To be done:
Go through the listing below and list every line with "grid".

Material provided:

****************

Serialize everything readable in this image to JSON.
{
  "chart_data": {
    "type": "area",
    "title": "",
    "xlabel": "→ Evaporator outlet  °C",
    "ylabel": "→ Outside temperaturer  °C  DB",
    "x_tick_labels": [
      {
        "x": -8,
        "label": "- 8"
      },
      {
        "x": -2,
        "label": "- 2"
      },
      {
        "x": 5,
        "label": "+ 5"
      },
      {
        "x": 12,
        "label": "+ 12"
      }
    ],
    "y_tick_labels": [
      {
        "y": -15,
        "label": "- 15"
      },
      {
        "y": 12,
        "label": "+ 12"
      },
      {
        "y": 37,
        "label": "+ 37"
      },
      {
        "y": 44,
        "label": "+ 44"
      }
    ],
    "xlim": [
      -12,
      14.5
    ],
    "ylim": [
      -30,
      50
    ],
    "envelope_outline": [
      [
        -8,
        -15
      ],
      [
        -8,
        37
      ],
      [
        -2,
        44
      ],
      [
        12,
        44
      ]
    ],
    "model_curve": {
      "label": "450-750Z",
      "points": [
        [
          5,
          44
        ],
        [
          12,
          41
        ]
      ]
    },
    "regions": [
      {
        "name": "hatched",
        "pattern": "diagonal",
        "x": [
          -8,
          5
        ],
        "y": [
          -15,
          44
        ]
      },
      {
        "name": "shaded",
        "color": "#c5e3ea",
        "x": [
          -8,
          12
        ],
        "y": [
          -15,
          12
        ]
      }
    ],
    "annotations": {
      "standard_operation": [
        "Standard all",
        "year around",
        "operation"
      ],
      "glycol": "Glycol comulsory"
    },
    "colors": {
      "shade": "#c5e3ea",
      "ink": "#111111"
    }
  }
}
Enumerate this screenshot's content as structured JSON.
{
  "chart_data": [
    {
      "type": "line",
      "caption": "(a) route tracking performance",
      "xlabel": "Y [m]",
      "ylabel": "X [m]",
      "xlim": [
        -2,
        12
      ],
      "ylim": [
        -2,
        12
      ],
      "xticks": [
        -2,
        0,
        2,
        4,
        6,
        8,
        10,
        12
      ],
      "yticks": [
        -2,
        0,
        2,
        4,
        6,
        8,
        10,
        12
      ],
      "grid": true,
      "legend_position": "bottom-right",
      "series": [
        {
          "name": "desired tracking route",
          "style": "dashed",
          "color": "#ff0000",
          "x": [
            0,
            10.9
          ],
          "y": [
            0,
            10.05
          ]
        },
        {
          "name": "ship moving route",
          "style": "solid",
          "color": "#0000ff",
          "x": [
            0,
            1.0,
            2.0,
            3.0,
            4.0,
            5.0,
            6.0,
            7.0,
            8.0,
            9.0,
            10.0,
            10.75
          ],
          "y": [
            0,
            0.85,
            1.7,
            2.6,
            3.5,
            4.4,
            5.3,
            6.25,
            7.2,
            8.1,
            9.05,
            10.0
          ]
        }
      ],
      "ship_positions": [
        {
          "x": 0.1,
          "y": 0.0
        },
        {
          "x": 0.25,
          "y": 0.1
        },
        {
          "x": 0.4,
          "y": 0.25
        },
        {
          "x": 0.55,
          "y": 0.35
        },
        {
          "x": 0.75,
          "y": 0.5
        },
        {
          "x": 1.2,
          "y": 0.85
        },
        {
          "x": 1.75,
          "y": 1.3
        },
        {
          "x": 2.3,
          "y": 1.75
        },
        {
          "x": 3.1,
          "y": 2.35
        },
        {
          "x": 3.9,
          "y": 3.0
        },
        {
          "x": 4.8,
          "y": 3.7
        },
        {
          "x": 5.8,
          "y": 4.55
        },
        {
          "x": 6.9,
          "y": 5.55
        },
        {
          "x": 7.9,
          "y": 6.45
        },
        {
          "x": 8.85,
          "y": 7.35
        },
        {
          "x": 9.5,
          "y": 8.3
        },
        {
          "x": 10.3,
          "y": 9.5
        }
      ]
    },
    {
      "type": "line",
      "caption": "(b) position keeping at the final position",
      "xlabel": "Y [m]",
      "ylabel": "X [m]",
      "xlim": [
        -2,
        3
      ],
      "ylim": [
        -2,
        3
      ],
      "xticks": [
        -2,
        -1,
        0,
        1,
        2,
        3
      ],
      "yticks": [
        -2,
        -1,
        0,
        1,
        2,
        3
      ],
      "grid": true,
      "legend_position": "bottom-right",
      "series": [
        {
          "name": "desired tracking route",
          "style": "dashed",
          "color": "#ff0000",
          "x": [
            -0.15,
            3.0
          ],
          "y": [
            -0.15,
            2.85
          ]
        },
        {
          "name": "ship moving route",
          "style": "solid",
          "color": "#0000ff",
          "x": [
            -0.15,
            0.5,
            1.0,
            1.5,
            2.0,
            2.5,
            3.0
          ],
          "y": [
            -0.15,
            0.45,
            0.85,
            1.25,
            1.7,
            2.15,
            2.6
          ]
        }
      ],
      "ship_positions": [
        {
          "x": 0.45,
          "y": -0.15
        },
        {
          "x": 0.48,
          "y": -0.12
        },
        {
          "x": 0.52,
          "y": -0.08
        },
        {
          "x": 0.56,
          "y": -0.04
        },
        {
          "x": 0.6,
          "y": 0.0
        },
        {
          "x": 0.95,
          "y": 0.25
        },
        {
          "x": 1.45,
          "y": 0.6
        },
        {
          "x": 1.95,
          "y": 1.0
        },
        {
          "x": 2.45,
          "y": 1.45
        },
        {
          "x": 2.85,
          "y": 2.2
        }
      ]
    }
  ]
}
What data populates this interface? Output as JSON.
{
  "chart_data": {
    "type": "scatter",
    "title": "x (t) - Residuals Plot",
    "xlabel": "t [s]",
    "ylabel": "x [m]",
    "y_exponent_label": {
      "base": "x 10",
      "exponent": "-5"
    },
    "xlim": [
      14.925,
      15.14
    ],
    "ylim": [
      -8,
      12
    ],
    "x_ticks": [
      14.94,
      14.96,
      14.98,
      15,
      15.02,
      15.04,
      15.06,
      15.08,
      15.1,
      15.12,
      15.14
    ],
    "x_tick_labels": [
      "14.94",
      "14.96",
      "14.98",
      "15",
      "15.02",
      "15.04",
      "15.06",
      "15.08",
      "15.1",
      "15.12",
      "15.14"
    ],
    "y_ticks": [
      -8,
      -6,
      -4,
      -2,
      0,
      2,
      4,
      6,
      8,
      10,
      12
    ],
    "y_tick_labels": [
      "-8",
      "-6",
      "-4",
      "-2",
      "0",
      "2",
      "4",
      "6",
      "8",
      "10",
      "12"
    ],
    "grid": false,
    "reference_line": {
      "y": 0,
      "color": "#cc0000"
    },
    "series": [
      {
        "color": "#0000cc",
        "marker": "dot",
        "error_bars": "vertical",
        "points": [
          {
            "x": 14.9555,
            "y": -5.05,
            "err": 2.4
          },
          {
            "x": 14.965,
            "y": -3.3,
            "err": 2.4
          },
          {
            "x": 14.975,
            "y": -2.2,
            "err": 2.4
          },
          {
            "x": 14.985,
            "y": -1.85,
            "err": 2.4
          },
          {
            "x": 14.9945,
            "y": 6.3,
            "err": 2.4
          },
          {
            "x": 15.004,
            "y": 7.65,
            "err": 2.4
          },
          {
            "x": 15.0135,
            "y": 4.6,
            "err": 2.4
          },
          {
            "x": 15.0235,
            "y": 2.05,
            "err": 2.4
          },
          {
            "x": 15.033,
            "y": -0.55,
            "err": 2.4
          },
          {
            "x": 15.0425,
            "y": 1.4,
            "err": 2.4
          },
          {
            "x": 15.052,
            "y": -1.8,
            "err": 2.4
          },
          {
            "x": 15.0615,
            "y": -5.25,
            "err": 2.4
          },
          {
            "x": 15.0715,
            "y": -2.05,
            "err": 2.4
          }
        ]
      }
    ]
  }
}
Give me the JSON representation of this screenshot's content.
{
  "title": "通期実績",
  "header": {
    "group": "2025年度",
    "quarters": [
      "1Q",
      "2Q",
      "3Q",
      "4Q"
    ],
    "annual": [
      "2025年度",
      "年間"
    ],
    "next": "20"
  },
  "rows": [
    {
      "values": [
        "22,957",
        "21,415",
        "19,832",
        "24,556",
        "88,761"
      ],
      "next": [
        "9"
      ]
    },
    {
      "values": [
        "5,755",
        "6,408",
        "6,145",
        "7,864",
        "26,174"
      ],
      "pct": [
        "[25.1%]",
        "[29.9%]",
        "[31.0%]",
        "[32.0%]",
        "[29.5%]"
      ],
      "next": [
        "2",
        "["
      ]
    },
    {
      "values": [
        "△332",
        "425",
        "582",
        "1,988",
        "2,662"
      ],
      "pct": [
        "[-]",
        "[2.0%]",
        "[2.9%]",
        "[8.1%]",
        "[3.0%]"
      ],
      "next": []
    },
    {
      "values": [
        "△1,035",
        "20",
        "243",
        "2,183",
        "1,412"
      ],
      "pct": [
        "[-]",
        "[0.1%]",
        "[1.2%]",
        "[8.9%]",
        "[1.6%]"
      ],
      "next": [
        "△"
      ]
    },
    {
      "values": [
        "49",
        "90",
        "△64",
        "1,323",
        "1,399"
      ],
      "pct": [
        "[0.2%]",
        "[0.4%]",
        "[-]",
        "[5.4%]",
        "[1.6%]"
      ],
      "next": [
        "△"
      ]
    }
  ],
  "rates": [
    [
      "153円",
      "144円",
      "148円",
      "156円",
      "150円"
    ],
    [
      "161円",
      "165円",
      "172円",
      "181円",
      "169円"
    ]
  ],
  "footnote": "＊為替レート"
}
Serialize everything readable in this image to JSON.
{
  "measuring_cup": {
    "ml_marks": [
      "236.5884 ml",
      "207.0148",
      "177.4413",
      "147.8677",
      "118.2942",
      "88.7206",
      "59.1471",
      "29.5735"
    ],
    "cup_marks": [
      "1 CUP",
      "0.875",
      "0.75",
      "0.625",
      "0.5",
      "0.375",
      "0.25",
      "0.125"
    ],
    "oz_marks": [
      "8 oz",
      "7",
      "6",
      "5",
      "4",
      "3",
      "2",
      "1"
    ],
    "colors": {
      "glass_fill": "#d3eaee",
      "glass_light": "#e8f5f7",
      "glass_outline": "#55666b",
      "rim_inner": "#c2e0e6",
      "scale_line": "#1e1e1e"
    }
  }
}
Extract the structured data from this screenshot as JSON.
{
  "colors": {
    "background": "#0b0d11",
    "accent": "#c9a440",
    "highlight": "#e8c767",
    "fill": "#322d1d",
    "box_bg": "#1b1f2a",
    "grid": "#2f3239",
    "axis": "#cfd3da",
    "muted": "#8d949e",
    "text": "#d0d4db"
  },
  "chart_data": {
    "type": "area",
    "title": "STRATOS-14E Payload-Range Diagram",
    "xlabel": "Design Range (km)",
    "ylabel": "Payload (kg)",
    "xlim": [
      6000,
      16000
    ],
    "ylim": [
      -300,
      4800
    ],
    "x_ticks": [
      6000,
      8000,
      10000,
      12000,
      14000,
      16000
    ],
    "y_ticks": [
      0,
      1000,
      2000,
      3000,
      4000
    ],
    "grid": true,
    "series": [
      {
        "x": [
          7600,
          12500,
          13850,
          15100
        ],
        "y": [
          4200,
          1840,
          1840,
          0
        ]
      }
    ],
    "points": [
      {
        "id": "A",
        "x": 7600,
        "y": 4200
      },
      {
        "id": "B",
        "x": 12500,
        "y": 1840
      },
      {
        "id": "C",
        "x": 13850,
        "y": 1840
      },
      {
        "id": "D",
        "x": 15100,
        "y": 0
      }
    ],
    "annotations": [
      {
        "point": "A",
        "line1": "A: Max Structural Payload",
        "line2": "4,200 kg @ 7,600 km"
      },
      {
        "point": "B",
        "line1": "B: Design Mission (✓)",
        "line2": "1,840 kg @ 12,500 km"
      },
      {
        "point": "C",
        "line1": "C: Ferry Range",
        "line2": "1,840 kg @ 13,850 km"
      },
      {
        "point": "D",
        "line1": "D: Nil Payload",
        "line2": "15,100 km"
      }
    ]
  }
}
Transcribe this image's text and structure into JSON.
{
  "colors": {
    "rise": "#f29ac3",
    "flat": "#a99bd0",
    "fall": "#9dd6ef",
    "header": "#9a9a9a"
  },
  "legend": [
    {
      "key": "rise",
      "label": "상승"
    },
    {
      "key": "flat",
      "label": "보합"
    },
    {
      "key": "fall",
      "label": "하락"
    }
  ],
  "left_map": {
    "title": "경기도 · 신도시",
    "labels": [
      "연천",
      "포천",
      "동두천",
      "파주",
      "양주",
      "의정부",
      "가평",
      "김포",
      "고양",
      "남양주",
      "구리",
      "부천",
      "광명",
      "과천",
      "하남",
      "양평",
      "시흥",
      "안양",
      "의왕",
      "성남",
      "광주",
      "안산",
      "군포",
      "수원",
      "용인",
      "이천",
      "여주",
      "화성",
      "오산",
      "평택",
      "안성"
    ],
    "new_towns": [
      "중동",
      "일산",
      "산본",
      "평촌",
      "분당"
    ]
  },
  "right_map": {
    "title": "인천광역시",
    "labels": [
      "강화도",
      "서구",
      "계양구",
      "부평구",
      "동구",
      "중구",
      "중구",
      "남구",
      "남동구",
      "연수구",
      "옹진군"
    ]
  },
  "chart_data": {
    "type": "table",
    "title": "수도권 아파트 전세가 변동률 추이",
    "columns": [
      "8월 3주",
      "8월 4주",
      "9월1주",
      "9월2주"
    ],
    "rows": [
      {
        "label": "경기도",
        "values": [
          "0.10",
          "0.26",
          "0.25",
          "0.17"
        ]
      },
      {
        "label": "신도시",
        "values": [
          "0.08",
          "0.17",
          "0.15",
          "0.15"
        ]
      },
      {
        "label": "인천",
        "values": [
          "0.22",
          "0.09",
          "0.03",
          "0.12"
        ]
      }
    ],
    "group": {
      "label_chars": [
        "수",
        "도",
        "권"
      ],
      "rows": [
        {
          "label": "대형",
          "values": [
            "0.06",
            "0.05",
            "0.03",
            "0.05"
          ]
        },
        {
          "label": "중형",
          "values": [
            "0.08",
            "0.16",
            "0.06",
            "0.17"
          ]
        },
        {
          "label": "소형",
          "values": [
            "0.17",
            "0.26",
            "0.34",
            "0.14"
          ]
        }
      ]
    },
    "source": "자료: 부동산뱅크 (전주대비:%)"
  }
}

****************

The completed task:
      "grid": true,
      "grid": true,
    "grid": false,
    "grid": "#2f3239",
    "grid": true,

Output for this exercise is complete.